> _Task_
Copy, from the entries below, each line in which the string "clone" appears.

> _Data_
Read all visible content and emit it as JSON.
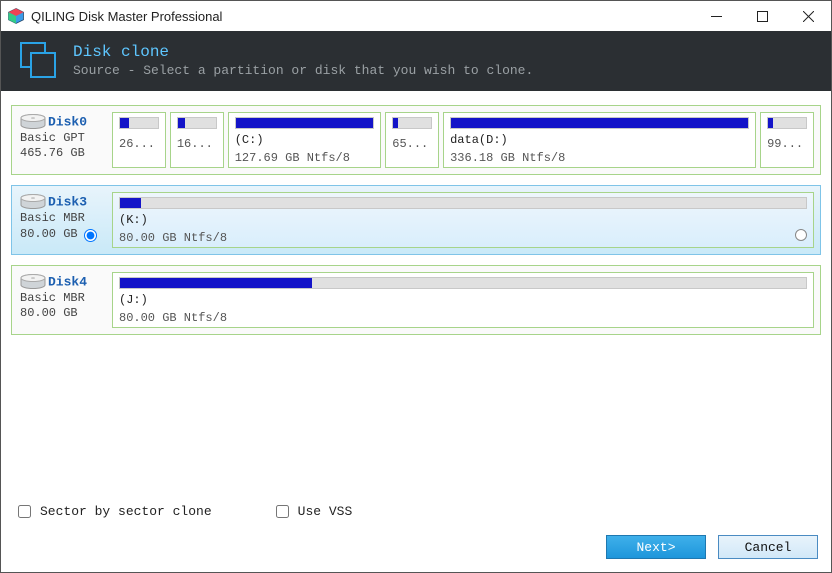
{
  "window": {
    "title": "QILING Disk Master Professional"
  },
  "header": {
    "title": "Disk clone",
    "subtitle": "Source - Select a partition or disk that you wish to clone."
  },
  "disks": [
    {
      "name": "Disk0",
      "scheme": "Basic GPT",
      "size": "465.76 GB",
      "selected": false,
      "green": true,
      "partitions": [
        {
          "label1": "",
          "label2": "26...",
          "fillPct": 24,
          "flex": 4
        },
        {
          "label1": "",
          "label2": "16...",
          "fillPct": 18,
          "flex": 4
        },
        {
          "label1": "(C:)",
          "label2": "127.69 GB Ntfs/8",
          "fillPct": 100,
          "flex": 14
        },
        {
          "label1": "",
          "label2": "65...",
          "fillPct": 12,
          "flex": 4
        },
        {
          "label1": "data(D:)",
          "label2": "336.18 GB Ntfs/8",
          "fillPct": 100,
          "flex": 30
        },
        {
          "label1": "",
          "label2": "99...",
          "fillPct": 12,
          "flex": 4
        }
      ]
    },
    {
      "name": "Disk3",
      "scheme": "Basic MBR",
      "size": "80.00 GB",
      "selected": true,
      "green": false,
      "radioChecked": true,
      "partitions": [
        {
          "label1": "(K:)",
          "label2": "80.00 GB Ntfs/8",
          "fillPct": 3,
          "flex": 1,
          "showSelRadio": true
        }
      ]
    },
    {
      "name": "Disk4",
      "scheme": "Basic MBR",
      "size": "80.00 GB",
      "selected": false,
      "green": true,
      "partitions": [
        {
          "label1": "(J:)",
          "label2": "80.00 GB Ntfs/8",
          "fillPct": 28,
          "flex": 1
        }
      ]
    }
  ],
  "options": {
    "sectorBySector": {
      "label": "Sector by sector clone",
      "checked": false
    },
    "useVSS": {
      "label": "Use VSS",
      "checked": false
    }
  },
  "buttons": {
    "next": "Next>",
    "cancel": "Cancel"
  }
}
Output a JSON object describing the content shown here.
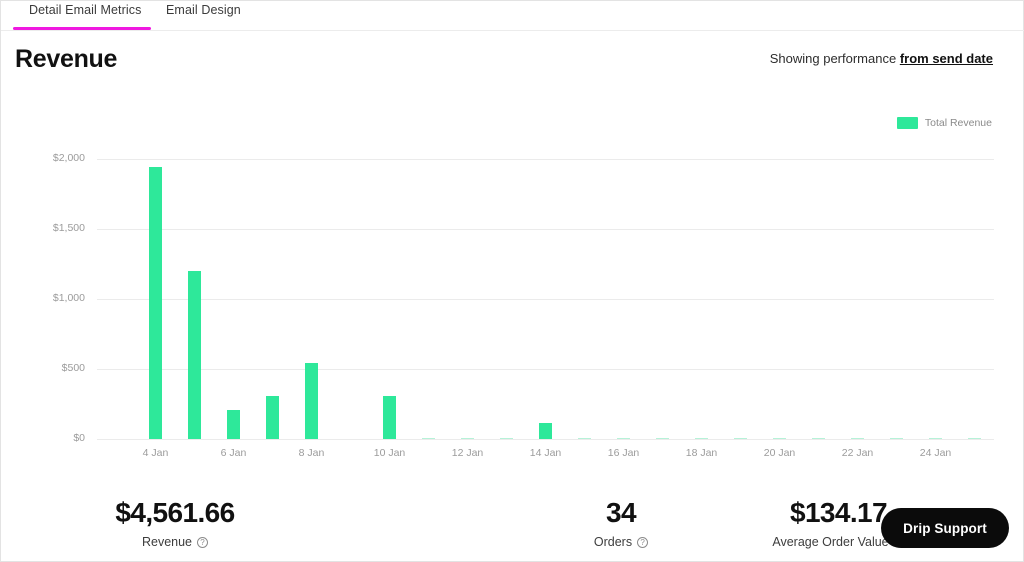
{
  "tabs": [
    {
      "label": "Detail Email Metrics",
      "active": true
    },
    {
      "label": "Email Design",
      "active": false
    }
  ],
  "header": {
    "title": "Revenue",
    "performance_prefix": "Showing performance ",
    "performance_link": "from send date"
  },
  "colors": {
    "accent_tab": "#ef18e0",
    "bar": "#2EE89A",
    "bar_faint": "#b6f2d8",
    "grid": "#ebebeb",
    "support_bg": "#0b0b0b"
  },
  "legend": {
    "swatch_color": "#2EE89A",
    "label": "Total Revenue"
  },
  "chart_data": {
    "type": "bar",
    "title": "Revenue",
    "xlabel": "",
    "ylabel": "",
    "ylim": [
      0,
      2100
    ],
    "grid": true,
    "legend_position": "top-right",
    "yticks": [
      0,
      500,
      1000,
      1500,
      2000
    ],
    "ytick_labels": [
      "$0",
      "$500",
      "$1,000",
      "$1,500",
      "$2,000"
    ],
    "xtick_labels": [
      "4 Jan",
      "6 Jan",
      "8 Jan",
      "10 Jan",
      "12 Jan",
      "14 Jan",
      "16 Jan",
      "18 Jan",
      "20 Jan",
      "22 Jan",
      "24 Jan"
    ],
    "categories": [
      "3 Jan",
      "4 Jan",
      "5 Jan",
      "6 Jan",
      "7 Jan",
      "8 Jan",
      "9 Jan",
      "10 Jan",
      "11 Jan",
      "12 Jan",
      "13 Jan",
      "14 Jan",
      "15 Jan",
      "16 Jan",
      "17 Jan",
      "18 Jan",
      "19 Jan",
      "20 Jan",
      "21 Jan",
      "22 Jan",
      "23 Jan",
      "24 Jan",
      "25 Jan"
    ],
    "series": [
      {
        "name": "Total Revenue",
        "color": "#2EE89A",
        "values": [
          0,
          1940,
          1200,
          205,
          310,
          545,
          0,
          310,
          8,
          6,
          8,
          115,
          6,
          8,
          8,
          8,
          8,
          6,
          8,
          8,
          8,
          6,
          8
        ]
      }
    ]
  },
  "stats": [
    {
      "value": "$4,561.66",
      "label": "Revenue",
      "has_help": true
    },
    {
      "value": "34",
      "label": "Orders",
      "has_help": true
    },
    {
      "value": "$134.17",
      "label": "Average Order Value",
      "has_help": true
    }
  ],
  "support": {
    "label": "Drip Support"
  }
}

> _Solution to this task_
    "title": "Disk clone",
    "subtitle": "Source - Select a partition or disk that you wish to clone."
      "label": "Sector by sector clone",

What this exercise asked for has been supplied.